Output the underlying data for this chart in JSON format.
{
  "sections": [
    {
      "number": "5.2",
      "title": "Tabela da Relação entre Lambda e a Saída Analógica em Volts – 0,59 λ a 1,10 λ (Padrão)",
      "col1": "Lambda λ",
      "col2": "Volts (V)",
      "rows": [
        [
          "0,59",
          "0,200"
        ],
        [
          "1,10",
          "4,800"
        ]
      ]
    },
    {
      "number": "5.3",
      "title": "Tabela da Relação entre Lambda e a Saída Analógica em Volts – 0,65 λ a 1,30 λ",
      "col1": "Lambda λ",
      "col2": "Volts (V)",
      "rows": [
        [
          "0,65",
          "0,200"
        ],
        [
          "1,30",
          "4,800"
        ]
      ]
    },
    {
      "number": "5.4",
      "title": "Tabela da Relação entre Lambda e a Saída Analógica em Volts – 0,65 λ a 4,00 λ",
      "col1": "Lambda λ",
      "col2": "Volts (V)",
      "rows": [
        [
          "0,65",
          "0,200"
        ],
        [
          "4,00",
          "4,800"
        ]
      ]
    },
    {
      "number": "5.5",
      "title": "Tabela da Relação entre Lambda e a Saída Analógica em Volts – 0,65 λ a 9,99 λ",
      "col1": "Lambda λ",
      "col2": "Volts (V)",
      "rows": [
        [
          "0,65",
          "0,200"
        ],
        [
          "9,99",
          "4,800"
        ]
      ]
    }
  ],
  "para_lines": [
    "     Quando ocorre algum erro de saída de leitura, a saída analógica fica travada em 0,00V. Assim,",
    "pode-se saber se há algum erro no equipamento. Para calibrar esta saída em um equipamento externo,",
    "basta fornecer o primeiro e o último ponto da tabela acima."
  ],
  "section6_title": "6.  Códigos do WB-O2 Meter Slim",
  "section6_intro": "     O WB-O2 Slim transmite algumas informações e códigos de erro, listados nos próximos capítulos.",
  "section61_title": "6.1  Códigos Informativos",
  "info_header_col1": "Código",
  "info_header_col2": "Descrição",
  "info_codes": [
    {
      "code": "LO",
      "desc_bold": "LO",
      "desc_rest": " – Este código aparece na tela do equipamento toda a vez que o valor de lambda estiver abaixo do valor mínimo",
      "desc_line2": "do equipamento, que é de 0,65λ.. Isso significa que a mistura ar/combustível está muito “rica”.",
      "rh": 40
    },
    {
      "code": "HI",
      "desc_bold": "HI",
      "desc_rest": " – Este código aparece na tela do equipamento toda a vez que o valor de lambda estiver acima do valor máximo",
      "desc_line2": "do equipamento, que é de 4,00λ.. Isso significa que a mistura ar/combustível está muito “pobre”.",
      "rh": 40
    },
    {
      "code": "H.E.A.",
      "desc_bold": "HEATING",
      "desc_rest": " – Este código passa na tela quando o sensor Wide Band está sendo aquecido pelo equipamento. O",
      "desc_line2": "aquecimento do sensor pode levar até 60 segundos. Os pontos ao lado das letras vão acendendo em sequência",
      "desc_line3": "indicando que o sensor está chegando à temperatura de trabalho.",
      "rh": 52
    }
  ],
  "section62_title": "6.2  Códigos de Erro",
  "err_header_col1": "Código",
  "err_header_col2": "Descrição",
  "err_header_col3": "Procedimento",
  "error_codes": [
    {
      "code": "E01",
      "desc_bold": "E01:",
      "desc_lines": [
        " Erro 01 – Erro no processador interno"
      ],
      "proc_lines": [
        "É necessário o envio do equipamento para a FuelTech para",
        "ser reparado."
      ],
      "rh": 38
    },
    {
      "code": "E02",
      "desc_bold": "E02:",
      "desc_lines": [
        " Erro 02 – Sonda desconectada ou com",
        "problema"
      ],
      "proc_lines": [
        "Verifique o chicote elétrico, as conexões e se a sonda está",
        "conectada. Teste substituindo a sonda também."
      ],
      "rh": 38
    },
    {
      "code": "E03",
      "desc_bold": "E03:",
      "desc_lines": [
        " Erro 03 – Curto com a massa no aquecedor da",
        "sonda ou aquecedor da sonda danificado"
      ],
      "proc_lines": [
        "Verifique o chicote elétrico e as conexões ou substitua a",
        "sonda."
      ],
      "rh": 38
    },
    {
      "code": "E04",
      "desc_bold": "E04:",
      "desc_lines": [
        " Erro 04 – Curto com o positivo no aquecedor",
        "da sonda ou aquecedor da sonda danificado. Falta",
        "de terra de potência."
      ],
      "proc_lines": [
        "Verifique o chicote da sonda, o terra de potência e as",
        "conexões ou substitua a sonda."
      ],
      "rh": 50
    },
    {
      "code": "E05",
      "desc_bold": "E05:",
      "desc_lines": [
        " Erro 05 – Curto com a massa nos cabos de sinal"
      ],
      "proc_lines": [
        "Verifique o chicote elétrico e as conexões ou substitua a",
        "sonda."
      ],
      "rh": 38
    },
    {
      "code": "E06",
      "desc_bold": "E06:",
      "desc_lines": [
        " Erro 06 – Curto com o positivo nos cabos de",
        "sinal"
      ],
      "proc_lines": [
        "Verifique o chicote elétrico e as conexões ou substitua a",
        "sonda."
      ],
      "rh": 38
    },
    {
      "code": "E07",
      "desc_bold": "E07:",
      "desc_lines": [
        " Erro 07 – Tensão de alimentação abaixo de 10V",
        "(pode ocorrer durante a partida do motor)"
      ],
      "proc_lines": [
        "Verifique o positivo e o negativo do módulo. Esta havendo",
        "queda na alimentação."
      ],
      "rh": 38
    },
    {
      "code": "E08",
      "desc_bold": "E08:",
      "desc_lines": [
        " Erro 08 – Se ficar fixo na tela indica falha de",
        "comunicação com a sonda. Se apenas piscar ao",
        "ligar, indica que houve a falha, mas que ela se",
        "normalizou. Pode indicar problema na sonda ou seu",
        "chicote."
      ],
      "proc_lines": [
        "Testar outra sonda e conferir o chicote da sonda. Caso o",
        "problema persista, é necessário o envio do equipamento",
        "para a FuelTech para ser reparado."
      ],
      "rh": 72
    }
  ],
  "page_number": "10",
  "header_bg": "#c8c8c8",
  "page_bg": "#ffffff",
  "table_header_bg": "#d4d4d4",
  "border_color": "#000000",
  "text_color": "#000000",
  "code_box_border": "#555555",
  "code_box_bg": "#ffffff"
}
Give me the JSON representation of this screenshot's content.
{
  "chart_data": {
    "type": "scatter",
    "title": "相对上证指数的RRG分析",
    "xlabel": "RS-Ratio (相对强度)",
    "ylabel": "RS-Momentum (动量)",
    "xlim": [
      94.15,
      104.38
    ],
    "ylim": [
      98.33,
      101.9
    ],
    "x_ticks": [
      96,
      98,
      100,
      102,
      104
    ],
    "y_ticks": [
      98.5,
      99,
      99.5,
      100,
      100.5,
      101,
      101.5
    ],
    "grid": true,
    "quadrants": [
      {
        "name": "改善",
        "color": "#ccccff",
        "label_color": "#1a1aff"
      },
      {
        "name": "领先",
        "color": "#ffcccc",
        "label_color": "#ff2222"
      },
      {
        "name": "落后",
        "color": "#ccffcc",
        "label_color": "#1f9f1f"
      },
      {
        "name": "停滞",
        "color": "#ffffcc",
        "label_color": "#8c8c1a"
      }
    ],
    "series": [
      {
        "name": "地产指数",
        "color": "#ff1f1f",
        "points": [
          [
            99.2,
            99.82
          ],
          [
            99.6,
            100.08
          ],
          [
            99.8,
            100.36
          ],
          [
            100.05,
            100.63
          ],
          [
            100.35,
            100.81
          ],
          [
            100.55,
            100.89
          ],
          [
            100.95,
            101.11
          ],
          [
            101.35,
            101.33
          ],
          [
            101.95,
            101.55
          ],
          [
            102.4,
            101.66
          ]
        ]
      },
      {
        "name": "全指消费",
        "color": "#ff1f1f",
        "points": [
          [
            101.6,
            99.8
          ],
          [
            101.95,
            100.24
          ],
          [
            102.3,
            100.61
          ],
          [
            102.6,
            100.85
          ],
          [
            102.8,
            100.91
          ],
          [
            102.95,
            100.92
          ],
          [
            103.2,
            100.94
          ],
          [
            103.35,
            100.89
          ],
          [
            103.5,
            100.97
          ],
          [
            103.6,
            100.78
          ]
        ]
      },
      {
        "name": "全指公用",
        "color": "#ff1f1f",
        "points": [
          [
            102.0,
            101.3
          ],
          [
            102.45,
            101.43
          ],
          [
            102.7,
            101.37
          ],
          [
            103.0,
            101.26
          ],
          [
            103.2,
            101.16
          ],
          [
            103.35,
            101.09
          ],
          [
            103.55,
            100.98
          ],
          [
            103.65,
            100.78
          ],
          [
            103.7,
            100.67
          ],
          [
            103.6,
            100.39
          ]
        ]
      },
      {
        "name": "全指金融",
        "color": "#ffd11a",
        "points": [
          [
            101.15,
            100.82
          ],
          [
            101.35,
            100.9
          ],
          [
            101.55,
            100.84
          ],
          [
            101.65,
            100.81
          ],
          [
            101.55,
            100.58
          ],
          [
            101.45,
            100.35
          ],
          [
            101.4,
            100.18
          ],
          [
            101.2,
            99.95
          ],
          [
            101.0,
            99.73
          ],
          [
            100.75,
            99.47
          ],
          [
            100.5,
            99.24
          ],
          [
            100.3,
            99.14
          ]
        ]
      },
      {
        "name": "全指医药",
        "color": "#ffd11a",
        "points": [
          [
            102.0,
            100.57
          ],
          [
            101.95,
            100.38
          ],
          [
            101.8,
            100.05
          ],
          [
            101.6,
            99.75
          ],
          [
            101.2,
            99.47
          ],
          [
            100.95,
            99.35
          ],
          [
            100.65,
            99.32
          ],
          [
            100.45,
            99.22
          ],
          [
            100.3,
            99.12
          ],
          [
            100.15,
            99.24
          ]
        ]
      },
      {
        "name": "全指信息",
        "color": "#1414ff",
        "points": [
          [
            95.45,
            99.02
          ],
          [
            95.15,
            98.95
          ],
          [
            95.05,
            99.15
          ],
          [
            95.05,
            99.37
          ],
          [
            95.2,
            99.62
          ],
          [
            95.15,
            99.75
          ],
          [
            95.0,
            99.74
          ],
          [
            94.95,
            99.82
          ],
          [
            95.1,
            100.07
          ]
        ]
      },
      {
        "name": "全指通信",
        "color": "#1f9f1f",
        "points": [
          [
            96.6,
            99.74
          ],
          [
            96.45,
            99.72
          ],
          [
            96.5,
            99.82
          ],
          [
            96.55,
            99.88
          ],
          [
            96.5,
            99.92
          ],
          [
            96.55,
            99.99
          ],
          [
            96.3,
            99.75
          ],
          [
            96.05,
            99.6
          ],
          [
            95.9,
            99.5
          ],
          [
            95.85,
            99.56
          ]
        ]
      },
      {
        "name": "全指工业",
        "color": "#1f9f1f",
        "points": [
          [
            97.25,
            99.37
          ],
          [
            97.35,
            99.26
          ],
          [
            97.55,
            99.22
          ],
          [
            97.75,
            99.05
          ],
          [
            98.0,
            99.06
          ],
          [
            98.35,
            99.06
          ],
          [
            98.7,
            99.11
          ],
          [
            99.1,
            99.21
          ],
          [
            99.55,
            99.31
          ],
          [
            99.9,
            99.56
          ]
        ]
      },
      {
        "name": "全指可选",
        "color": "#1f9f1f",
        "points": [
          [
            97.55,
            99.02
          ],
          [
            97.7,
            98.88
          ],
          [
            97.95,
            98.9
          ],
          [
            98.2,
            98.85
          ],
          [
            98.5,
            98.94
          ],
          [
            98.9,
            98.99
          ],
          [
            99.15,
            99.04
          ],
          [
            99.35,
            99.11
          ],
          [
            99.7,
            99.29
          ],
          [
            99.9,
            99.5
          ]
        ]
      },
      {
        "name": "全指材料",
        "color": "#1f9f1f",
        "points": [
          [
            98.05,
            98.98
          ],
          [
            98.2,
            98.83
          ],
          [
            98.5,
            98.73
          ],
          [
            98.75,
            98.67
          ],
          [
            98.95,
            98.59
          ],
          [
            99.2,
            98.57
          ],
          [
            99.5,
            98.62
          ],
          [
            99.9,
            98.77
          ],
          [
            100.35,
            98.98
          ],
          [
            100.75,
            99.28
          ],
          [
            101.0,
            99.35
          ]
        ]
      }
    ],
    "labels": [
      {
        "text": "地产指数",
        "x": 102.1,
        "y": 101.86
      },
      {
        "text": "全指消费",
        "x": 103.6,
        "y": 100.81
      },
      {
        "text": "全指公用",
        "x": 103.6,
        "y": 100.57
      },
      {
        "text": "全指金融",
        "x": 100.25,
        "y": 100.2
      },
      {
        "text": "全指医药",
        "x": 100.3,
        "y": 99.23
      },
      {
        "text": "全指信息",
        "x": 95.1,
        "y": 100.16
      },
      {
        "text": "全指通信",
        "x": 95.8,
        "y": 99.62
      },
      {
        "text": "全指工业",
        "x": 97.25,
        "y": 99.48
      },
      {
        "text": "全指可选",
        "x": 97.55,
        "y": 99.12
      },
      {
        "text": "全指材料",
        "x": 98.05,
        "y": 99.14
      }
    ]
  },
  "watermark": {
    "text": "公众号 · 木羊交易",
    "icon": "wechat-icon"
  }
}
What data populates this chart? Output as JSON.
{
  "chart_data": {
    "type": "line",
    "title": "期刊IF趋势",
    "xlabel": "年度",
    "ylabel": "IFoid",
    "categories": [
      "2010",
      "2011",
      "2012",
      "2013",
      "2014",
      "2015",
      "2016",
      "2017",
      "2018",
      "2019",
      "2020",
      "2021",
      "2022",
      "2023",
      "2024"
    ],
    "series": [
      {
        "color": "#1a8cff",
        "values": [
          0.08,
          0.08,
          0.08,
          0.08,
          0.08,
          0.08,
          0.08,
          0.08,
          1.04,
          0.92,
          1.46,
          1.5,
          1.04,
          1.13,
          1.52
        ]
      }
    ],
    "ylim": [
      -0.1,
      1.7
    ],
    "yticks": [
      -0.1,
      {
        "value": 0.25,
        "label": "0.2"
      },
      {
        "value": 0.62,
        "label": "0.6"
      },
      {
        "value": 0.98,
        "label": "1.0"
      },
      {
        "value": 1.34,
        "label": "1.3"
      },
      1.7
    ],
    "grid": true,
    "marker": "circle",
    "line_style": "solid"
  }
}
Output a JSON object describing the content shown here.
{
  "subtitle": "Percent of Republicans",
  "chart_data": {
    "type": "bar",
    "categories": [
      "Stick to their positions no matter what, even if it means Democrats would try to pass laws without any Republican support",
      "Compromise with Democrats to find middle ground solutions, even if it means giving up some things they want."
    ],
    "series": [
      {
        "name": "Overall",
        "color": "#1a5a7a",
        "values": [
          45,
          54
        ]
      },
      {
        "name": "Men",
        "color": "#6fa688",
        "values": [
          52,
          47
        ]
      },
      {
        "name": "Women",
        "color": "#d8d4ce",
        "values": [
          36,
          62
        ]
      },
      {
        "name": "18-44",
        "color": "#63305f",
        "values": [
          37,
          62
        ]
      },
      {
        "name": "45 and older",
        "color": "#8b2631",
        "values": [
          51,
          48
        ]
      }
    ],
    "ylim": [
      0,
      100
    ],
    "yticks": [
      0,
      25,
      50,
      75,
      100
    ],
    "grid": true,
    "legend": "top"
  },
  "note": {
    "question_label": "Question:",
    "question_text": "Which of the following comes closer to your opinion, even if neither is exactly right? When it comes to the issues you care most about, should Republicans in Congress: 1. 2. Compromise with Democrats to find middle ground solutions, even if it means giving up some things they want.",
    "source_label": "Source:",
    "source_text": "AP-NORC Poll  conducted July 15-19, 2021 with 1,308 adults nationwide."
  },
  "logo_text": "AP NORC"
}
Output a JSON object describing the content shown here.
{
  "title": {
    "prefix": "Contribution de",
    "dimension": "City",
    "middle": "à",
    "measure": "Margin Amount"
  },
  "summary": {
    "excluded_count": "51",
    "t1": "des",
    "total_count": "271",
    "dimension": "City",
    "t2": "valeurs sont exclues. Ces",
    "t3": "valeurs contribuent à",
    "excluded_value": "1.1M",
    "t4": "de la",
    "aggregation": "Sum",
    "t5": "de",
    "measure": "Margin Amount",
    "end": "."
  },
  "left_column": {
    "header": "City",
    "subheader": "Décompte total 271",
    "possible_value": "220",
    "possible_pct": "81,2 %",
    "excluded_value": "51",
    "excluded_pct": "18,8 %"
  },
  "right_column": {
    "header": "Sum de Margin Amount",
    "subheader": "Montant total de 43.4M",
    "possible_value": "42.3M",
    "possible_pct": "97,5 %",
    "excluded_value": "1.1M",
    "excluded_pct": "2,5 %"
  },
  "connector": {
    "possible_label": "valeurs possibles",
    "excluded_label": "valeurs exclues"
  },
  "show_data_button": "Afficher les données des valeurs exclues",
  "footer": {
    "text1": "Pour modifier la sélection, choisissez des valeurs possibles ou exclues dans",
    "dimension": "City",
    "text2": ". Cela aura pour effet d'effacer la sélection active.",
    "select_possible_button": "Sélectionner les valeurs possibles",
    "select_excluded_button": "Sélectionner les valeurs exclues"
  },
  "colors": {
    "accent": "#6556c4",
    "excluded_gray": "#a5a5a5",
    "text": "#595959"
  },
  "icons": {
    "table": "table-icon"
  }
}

□ □ □ □ □

▶ [Job]: Show, from the material above, each line that includes the string "aparece".

▶ [Finished exercise]:
      "desc_rest": " – Este código aparece na tela do equipamento toda a vez que o valor de lambda estiver abaixo do valor mínimo",
      "desc_rest": " – Este código aparece na tela do equipamento toda a vez que o valor de lambda estiver acima do valor máximo",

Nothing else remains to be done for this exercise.